• **WHAT TO PRODUCE**: Check every line of the entries that follow, and copy the ones containing "bytes".

• **DATA TO USE**:
_ _ _ _ _ _ _

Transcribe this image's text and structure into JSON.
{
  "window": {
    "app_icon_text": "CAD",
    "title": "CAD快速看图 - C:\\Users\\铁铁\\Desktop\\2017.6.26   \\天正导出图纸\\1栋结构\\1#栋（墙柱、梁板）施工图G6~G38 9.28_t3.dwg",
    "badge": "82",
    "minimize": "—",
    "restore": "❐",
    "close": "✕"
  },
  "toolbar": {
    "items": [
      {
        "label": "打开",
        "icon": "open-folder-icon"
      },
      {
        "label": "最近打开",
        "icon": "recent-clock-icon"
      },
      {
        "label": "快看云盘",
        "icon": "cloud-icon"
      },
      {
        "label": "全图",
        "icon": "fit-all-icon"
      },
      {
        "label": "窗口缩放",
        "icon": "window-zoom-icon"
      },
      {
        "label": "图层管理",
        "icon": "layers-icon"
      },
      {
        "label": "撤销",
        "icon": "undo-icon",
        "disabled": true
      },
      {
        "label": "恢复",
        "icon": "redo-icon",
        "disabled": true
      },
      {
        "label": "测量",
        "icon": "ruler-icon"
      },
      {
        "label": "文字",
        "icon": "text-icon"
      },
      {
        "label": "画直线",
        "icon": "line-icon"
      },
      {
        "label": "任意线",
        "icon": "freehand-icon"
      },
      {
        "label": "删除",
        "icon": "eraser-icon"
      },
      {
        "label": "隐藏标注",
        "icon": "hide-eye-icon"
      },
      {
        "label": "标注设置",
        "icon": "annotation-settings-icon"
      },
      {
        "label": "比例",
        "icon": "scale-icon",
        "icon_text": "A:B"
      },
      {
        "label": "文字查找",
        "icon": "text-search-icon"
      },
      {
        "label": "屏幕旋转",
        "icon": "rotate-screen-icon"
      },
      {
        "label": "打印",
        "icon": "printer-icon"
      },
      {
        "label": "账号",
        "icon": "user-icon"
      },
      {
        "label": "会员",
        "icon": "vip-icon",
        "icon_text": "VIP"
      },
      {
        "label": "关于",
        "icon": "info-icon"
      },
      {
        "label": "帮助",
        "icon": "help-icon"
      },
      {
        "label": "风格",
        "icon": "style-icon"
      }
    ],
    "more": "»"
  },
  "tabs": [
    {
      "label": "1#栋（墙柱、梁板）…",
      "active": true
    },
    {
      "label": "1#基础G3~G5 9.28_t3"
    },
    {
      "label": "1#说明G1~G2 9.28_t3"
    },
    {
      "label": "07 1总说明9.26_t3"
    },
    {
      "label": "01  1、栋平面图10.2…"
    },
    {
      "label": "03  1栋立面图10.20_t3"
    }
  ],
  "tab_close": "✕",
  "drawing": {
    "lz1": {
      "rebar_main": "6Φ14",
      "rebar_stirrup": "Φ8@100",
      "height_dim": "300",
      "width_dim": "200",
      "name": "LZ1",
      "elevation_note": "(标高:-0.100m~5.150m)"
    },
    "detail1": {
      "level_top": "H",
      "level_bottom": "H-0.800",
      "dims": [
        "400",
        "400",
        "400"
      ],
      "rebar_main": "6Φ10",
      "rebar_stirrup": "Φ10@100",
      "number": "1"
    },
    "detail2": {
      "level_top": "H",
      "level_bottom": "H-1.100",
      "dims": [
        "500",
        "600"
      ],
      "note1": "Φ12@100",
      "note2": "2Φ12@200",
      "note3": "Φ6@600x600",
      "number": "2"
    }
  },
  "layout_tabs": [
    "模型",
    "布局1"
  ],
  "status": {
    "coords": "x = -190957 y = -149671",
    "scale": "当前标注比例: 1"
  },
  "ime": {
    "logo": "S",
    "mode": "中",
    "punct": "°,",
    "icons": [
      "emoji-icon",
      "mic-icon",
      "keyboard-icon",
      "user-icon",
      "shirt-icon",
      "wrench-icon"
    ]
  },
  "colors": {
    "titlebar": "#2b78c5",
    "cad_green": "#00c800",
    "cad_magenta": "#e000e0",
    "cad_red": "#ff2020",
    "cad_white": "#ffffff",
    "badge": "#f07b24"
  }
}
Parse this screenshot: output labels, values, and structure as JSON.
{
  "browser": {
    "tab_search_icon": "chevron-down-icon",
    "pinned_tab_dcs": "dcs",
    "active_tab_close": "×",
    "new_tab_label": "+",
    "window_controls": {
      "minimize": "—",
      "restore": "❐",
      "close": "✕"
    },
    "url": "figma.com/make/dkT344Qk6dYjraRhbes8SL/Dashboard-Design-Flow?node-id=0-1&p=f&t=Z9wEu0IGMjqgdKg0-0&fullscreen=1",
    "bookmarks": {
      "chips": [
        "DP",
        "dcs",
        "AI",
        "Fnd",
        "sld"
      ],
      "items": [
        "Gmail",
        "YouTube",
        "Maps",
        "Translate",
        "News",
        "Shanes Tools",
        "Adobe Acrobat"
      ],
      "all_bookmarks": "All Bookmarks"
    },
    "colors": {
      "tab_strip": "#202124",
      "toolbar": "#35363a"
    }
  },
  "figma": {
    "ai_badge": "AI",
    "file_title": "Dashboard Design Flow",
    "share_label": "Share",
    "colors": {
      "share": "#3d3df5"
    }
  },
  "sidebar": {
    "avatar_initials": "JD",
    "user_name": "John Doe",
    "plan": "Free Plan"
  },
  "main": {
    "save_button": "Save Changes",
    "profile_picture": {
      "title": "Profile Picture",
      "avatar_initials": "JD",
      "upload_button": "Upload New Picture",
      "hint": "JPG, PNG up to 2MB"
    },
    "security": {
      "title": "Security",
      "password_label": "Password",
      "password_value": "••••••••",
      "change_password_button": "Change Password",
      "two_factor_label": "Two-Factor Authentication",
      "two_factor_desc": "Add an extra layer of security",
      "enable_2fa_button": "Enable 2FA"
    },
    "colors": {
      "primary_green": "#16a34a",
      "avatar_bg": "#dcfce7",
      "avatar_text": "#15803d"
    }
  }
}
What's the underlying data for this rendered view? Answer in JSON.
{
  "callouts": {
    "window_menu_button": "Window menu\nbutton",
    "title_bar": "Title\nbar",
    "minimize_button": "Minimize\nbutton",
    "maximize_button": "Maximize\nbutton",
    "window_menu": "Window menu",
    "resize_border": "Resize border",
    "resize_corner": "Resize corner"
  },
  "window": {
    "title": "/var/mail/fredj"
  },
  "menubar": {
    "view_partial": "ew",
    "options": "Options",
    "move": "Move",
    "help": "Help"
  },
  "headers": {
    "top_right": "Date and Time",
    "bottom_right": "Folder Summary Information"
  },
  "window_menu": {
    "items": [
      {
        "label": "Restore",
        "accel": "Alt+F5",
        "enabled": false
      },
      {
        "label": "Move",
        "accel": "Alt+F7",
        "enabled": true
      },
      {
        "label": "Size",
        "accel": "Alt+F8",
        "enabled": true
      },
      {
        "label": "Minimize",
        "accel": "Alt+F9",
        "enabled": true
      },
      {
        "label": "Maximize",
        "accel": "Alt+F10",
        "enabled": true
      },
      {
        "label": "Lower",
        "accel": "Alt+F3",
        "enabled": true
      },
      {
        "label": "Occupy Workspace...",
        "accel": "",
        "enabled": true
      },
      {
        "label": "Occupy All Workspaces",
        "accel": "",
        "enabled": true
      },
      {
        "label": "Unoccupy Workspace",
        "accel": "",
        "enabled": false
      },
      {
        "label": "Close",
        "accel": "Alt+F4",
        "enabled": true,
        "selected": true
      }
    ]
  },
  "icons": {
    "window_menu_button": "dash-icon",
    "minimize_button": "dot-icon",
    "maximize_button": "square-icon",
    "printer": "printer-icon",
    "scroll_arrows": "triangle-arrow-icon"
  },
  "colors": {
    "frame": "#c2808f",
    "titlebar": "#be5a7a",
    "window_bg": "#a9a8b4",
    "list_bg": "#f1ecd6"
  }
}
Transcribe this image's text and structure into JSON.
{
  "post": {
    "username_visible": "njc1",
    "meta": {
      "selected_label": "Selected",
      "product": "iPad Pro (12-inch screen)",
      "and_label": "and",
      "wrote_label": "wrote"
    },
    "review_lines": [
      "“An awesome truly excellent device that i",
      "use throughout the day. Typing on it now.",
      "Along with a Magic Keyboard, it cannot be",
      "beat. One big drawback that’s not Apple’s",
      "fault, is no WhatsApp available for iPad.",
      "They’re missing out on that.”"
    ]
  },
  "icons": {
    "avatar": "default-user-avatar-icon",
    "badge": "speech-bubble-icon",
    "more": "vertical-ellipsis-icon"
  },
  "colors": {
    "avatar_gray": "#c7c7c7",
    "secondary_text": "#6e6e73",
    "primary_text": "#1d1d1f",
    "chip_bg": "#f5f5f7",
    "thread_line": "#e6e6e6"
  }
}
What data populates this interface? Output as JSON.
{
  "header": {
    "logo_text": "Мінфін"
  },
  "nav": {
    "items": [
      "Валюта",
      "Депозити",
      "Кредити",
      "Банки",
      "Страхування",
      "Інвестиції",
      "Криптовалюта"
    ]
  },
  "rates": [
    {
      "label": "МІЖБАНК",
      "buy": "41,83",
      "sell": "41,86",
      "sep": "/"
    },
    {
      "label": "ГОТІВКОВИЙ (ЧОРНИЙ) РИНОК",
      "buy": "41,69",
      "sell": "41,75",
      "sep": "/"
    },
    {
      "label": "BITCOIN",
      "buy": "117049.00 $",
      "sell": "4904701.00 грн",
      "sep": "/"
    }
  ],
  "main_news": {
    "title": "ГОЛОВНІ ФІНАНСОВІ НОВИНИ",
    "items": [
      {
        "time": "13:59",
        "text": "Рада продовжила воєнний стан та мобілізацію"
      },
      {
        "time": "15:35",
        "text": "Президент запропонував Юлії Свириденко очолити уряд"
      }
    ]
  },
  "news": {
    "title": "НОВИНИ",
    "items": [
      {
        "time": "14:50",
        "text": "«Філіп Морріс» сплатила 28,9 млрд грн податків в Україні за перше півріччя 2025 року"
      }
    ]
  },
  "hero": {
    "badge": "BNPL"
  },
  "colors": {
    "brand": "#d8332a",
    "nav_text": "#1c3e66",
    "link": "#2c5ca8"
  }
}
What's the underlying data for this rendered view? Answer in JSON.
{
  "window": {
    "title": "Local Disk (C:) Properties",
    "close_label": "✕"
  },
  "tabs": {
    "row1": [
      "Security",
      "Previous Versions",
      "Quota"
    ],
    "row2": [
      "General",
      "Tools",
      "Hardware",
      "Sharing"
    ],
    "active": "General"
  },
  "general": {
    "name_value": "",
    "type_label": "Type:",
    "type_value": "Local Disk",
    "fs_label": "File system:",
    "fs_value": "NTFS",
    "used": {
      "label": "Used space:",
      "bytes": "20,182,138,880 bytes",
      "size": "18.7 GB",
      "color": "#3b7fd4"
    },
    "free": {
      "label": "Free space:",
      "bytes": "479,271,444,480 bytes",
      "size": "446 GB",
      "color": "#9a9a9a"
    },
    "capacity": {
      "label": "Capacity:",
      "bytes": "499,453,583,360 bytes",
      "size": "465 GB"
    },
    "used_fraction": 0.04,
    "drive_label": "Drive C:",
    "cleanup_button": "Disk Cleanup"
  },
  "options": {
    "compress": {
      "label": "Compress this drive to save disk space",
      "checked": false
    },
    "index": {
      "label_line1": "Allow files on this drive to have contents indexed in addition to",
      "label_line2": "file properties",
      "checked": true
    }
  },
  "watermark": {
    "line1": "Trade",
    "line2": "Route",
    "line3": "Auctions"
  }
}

_ _ _ _ _ _ _

• **TASK OUTPUT**:
      "bytes": "20,182,138,880 bytes",
      "bytes": "479,271,444,480 bytes",
      "bytes": "499,453,583,360 bytes",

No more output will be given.